Aim of the task: Swap "screenshot" for "screen capture" in the material from its first line through the line containing "Localize each UI", reproducing those lines otherwise unchanged. Leave the pictures out of the answer.

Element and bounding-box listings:
==============================

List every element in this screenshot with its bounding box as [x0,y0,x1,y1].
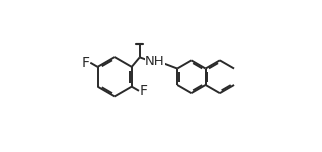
Text: F: F [140,84,148,98]
Text: NH: NH [145,55,165,68]
Text: F: F [81,56,90,70]
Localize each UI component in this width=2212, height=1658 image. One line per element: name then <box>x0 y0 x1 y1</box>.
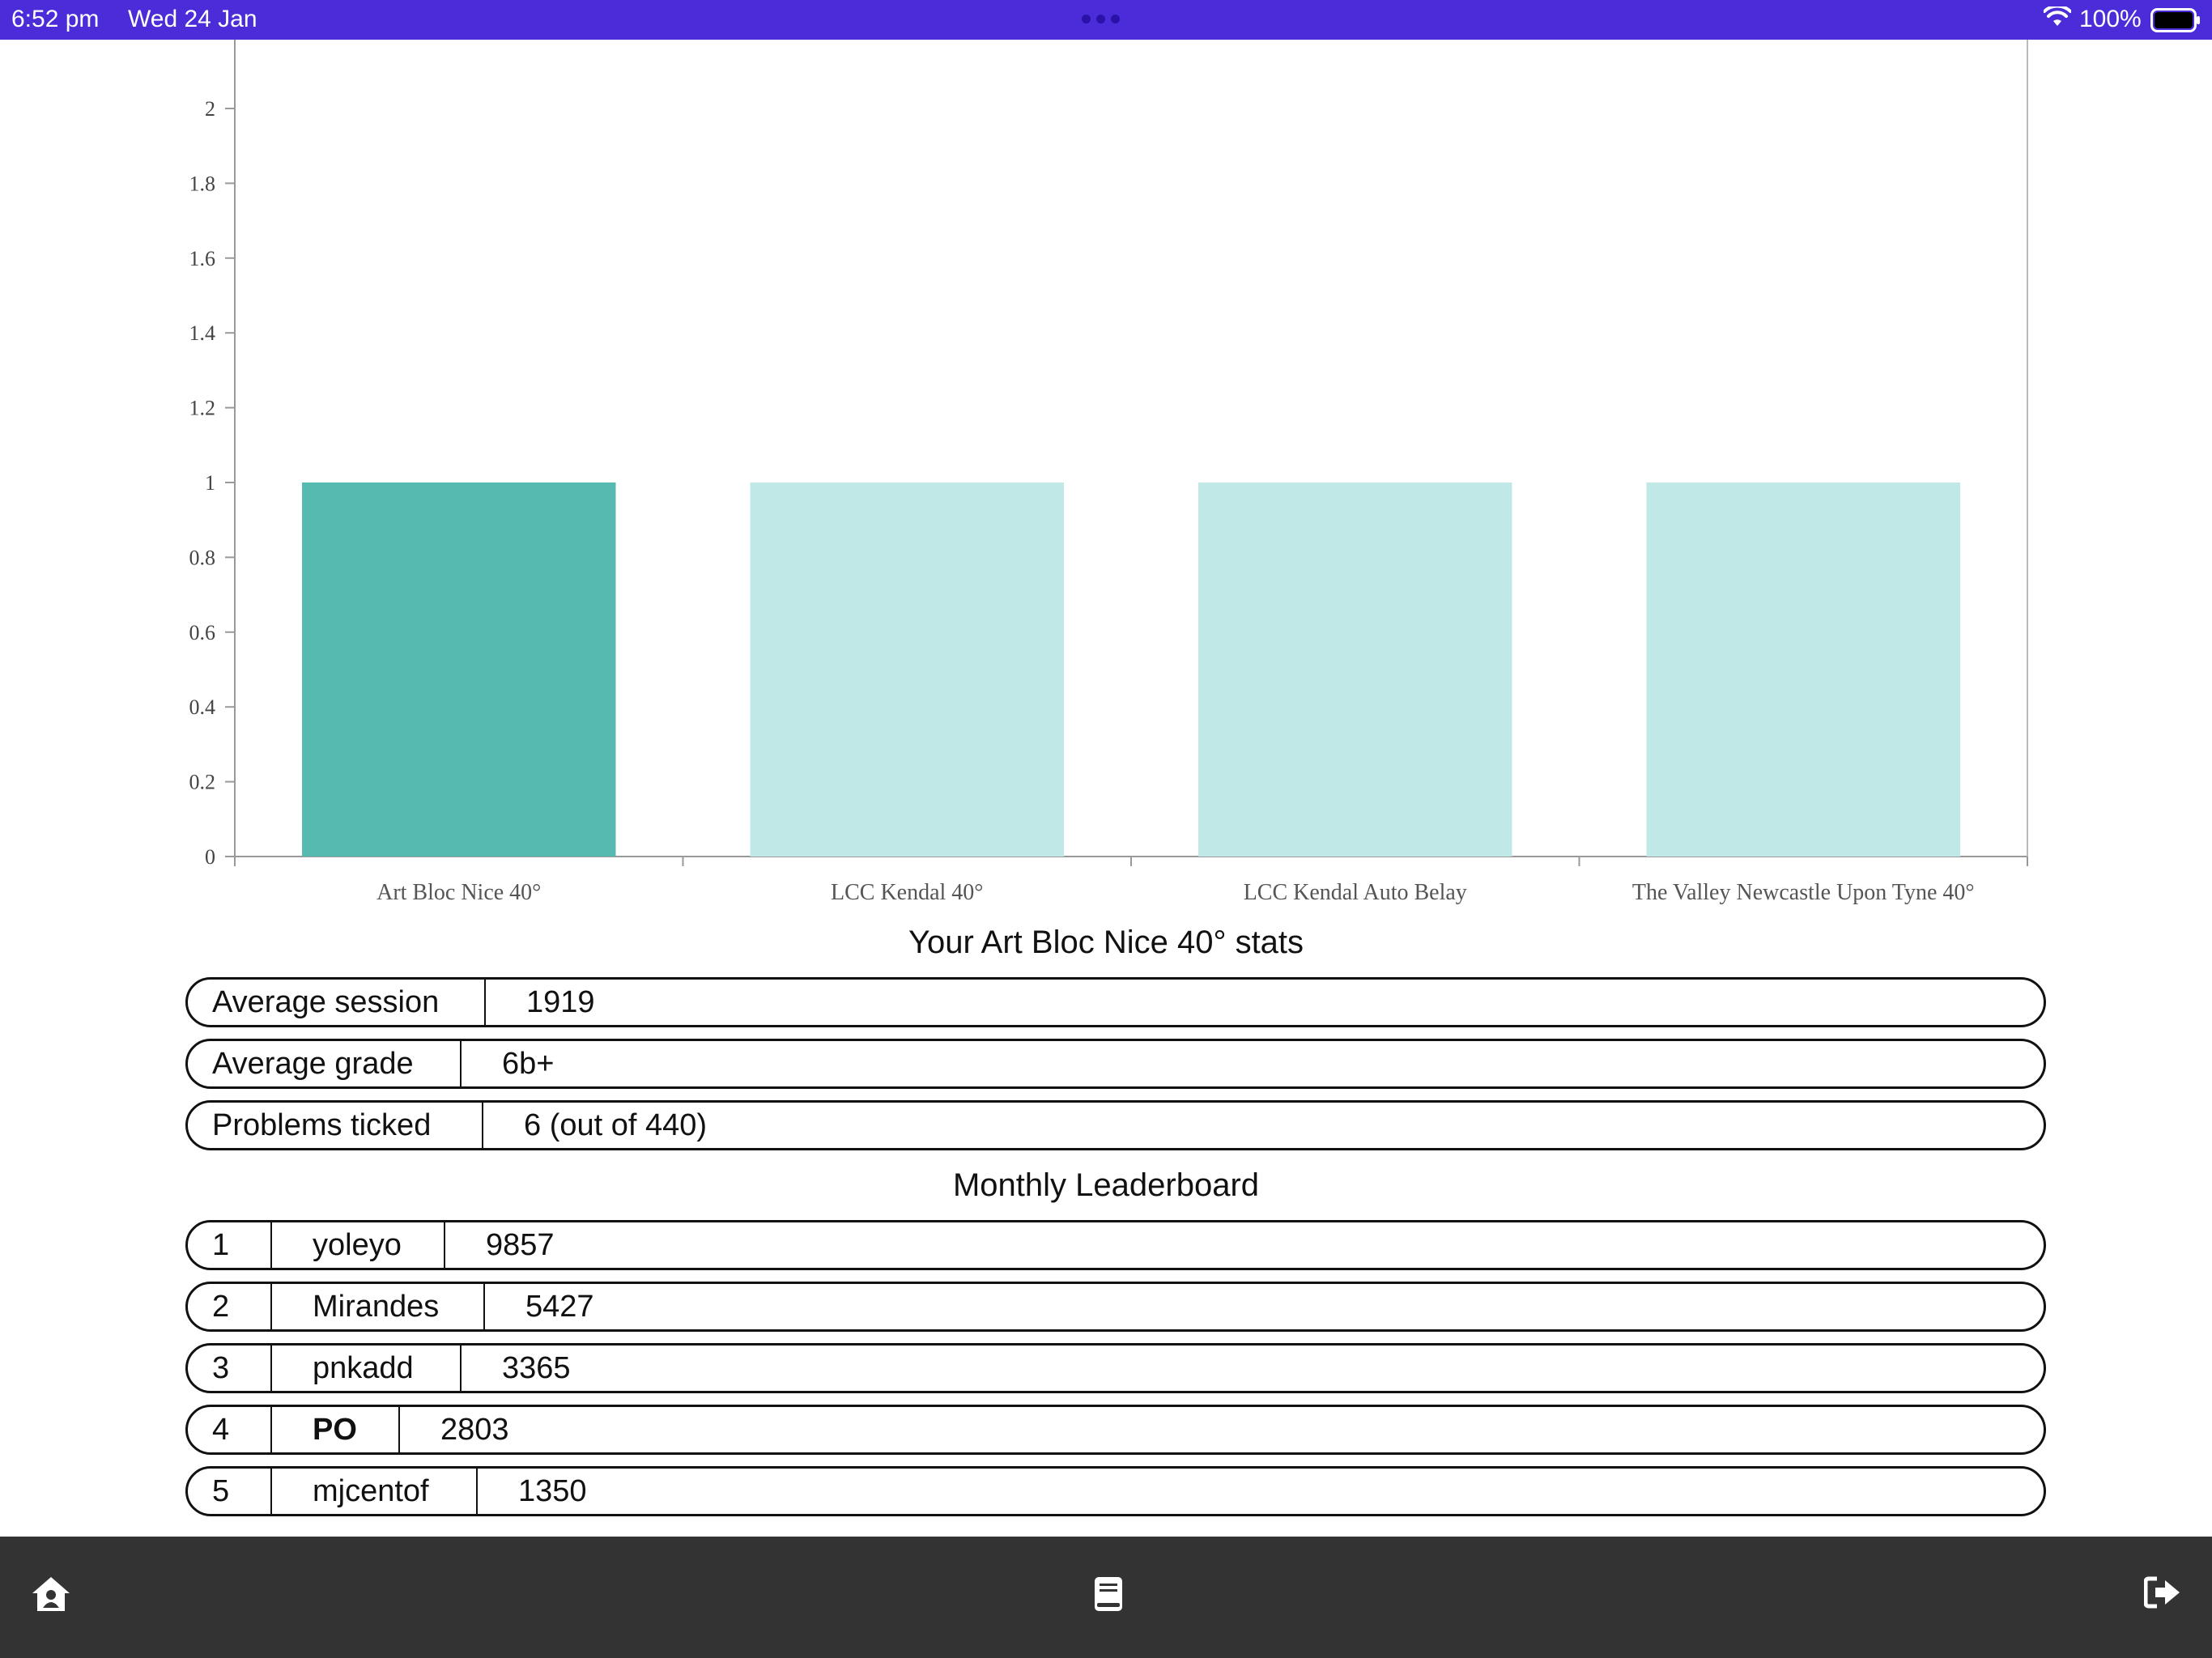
leaderboard-row: 2 Mirandes 5427 <box>185 1282 2046 1332</box>
x-category-label: LCC Kendal Auto Belay <box>1244 880 1467 905</box>
bar-chart: 0 0.2 0.4 0.6 0.8 1 1.2 1.4 1.6 1.8 2 Art Bloc Nice… <box>0 40 2212 930</box>
leaderboard-score: 3365 <box>502 1350 571 1385</box>
bar <box>1198 483 1512 857</box>
y-tick-label: 1.4 <box>189 321 216 345</box>
x-category-label: The Valley Newcastle Upon Tyne 40° <box>1632 880 1975 905</box>
status-time: 6:52 pm <box>11 6 100 32</box>
leaderboard-name: Mirandes <box>272 1284 485 1329</box>
y-tick-label: 0.6 <box>189 621 216 644</box>
leaderboard-name: mjcentof <box>272 1469 478 1514</box>
leaderboard-name-current-user: PO <box>272 1407 400 1452</box>
battery-icon <box>2150 8 2200 32</box>
multitasking-dots-icon[interactable] <box>1082 15 1120 23</box>
y-tick-label: 0.2 <box>189 771 216 794</box>
y-tick-label: 1.8 <box>189 172 216 195</box>
home-icon[interactable] <box>31 1575 71 1613</box>
y-tick-label: 0 <box>205 845 215 869</box>
y-tick-label: 1.6 <box>189 247 216 270</box>
leaderboard-title: Monthly Leaderboard <box>952 1167 1260 1203</box>
leaderboard-row: 4 PO 2803 <box>185 1405 2046 1455</box>
stat-row-average-grade: Average grade 6b+ <box>185 1039 2046 1089</box>
y-tick-label: 0.4 <box>189 695 216 719</box>
leaderboard-score: 1350 <box>518 1473 587 1508</box>
book-icon[interactable] <box>1093 1575 1124 1613</box>
leaderboard-rank: 3 <box>188 1346 272 1391</box>
leaderboard-score: 2803 <box>440 1412 509 1447</box>
stat-value: 1919 <box>526 984 595 1019</box>
y-tick-label: 2 <box>205 97 215 121</box>
stat-value: 6b+ <box>502 1046 555 1081</box>
stat-label: Average grade <box>188 1041 462 1086</box>
stat-label: Average session <box>188 980 486 1025</box>
logout-icon[interactable] <box>2144 1575 2181 1609</box>
status-date: Wed 24 Jan <box>128 6 257 32</box>
bar <box>302 483 616 857</box>
leaderboard-rank: 4 <box>188 1407 272 1452</box>
leaderboard-row: 5 mjcentof 1350 <box>185 1466 2046 1516</box>
leaderboard-name: pnkadd <box>272 1346 462 1391</box>
x-category-label: Art Bloc Nice 40° <box>376 880 541 905</box>
x-category-label: LCC Kendal 40° <box>831 880 984 905</box>
battery-percent: 100% <box>2079 6 2142 32</box>
stats-title: Your Art Bloc Nice 40° stats <box>908 925 1304 960</box>
y-tick-label: 0.8 <box>189 546 216 569</box>
bar <box>1646 483 1960 857</box>
leaderboard-row: 1 yoleyo 9857 <box>185 1220 2046 1270</box>
chart-svg: 0 0.2 0.4 0.6 0.8 1 1.2 1.4 1.6 1.8 2 Art Bloc Nice… <box>189 40 2028 905</box>
leaderboard-rank: 2 <box>188 1284 272 1329</box>
stat-value: 6 (out of 440) <box>524 1107 708 1142</box>
stat-row-average-session: Average session 1919 <box>185 977 2046 1027</box>
leaderboard-name: yoleyo <box>272 1222 445 1268</box>
status-bar: 6:52 pm Wed 24 Jan 100% <box>0 0 2212 40</box>
bottom-nav-bar <box>0 1537 2212 1658</box>
y-tick-label: 1.2 <box>189 397 216 420</box>
leaderboard-rank: 5 <box>188 1469 272 1514</box>
leaderboard-row: 3 pnkadd 3365 <box>185 1343 2046 1393</box>
leaderboard-rank: 1 <box>188 1222 272 1268</box>
stat-row-problems-ticked: Problems ticked 6 (out of 440) <box>185 1100 2046 1150</box>
leaderboard-score: 5427 <box>525 1289 594 1324</box>
stat-label: Problems ticked <box>188 1103 483 1148</box>
wifi-icon <box>2044 6 2071 26</box>
y-tick-label: 1 <box>205 471 215 495</box>
leaderboard-score: 9857 <box>486 1227 555 1262</box>
bar <box>750 483 1064 857</box>
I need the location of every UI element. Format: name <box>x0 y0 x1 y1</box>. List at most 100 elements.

==============================

Output:
List every element in this screen capture with its bounding box as [x0,y0,x1,y1].
Text: F: F [140,84,148,98]
Text: NH: NH [145,55,165,68]
Text: F: F [81,56,90,70]
Localize each UI component in this width=2212, height=1658 image. One line per element: name then <box>x0 y0 x1 y1</box>.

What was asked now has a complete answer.